◆ **Your task**:
Write out every line of the material as it stands, apart from the pictures.

Excerpts from a figure dataset:
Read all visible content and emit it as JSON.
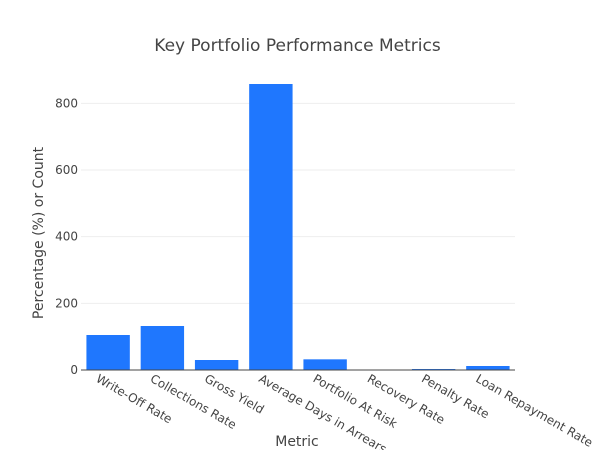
{
  "chart_data": {
    "type": "bar",
    "title": "Key Portfolio Performance Metrics",
    "xlabel": "Metric",
    "ylabel": "Percentage (%) or Count",
    "categories": [
      "Write-Off Rate",
      "Collections Rate",
      "Gross Yield",
      "Average Days in Arrears",
      "Portfolio At Risk",
      "Recovery Rate",
      "Penalty Rate",
      "Loan Repayment Rate"
    ],
    "values": [
      105,
      132,
      30,
      858,
      32,
      1,
      3,
      12
    ],
    "ylim": [
      0,
      900
    ],
    "yticks": [
      0,
      200,
      400,
      600,
      800
    ],
    "grid": true,
    "bar_color": "#1f77fe",
    "legend": false
  }
}
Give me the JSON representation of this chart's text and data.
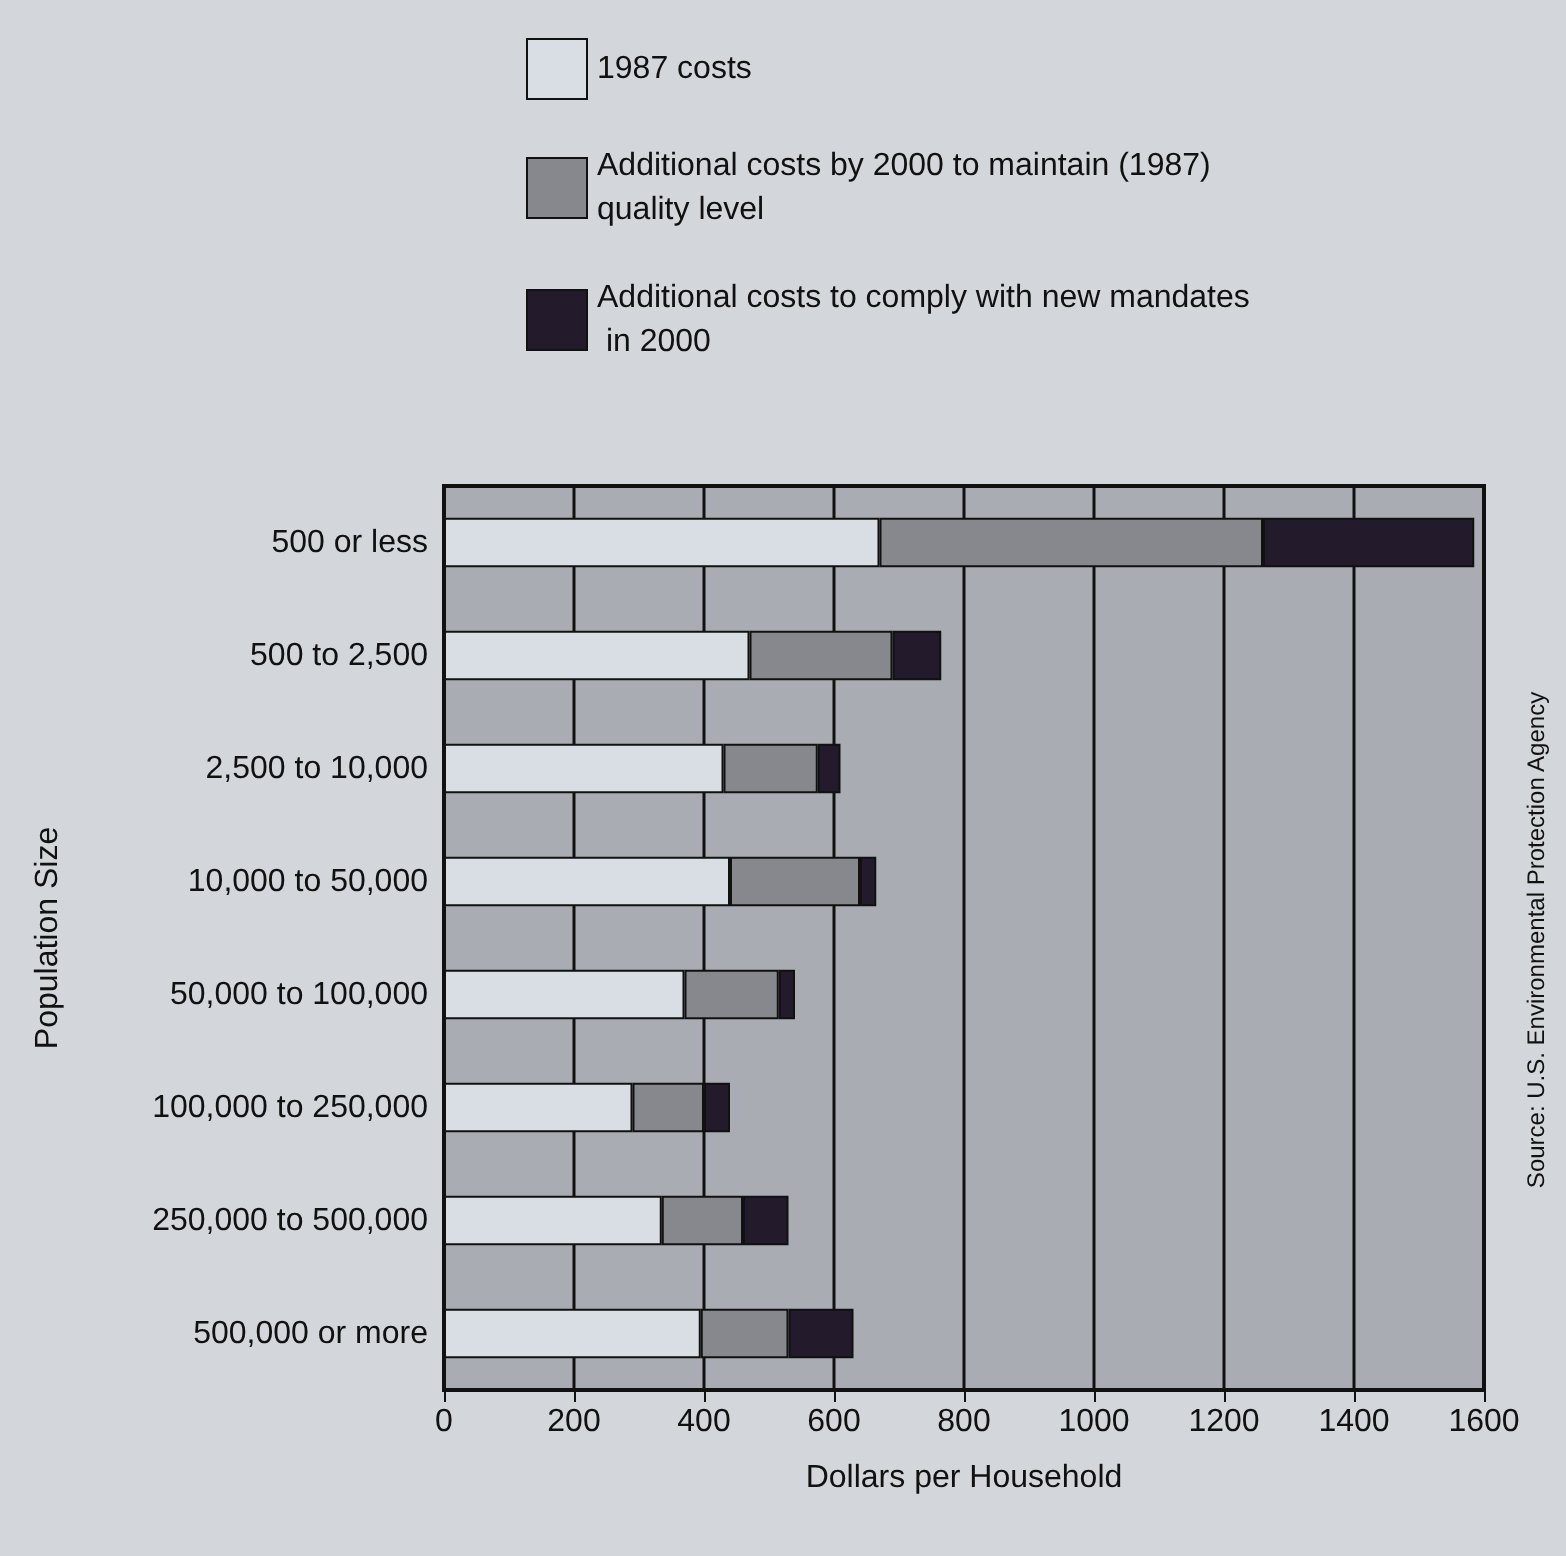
{
  "chart_data": {
    "type": "bar",
    "orientation": "horizontal",
    "stacked": true,
    "xlabel": "Dollars per Household",
    "ylabel": "Population Size",
    "categories": [
      "500 or less",
      "500 to 2,500",
      "2,500 to 10,000",
      "10,000 to 50,000",
      "50,000 to 100,000",
      "100,000 to 250,000",
      "250,000 to 500,000",
      "500,000 or more"
    ],
    "series": [
      {
        "name": "1987 costs",
        "color": "#d9dde4",
        "values": [
          670,
          470,
          430,
          440,
          370,
          290,
          335,
          395
        ]
      },
      {
        "name": "Additional costs by 2000 to maintain (1987) quality level",
        "color": "#86888e",
        "values": [
          590,
          220,
          145,
          200,
          145,
          110,
          125,
          135
        ]
      },
      {
        "name": "Additional costs to comply with new mandates in 2000",
        "color": "#231a2c",
        "values": [
          325,
          75,
          35,
          25,
          25,
          40,
          70,
          100
        ]
      }
    ],
    "xlim": [
      0,
      1600
    ],
    "xticks": [
      0,
      200,
      400,
      600,
      800,
      1000,
      1200,
      1400,
      1600
    ],
    "grid": "x",
    "legend": "top",
    "annotations": [
      "Source: U.S. Environmental Protection Agency"
    ]
  }
}
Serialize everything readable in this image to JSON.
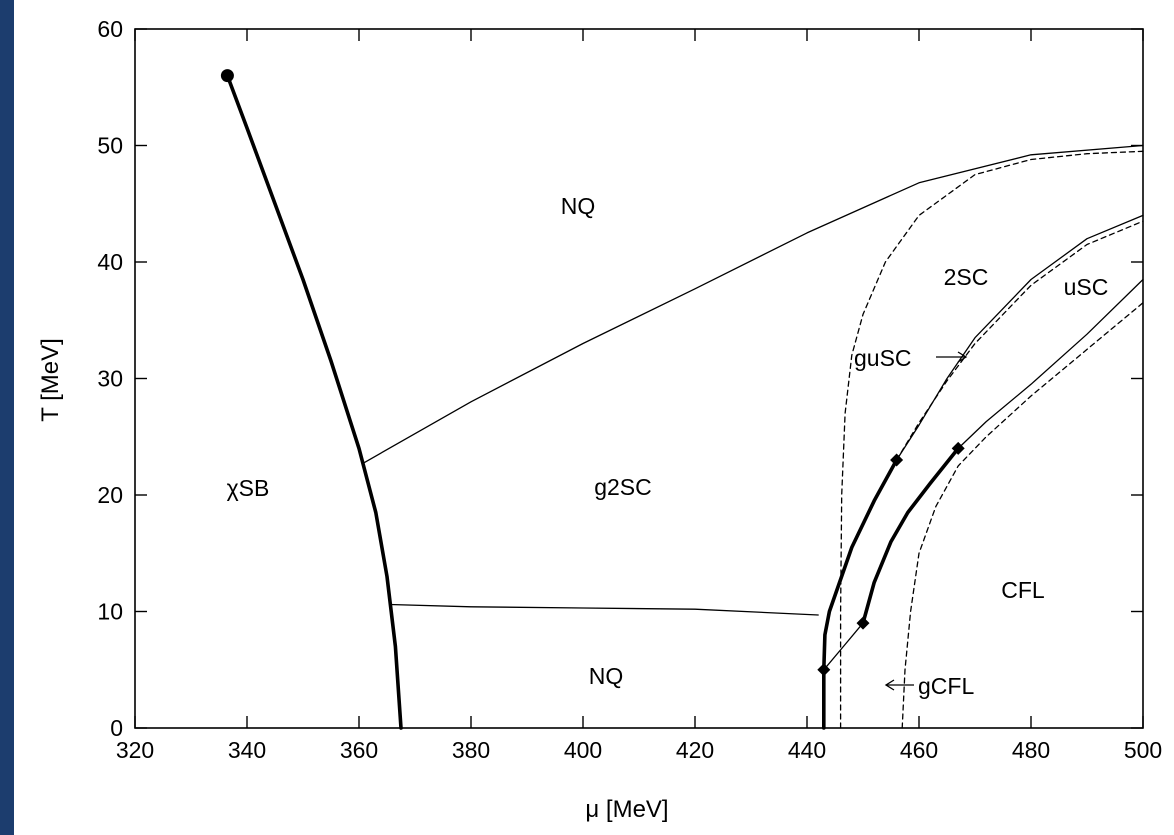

◆ **Solution for this task**:
Read all visible content and emit it as JSON.
{
  "chart_data": {
    "type": "bar",
    "title": "Key Portfolio Performance Metrics",
    "xlabel": "Metric",
    "ylabel": "Percentage (%) or Count",
    "categories": [
      "Write-Off Rate",
      "Collections Rate",
      "Gross Yield",
      "Average Days in Arrears",
      "Portfolio At Risk",
      "Recovery Rate",
      "Penalty Rate",
      "Loan Repayment Rate"
    ],
    "values": [
      105,
      132,
      30,
      858,
      32,
      1,
      3,
      12
    ],
    "ylim": [
      0,
      900
    ],
    "yticks": [
      0,
      200,
      400,
      600,
      800
    ],
    "grid": true,
    "bar_color": "#1f77fe",
    "legend": false
  }
}
Give me the JSON representation of this chart's text and data.
{
  "chart_data": {
    "type": "bar",
    "orientation": "horizontal",
    "stacked": true,
    "xlabel": "Dollars per Household",
    "ylabel": "Population Size",
    "categories": [
      "500 or less",
      "500 to 2,500",
      "2,500 to 10,000",
      "10,000 to 50,000",
      "50,000 to 100,000",
      "100,000 to 250,000",
      "250,000 to 500,000",
      "500,000 or more"
    ],
    "series": [
      {
        "name": "1987 costs",
        "color": "#d9dde4",
        "values": [
          670,
          470,
          430,
          440,
          370,
          290,
          335,
          395
        ]
      },
      {
        "name": "Additional costs by 2000 to maintain (1987) quality level",
        "color": "#86888e",
        "values": [
          590,
          220,
          145,
          200,
          145,
          110,
          125,
          135
        ]
      },
      {
        "name": "Additional costs to comply with new mandates in 2000",
        "color": "#231a2c",
        "values": [
          325,
          75,
          35,
          25,
          25,
          40,
          70,
          100
        ]
      }
    ],
    "xlim": [
      0,
      1600
    ],
    "xticks": [
      0,
      200,
      400,
      600,
      800,
      1000,
      1200,
      1400,
      1600
    ],
    "grid": "x",
    "legend": "top",
    "annotations": [
      "Source: U.S. Environmental Protection Agency"
    ]
  }
}
Serialize everything readable in this image to JSON.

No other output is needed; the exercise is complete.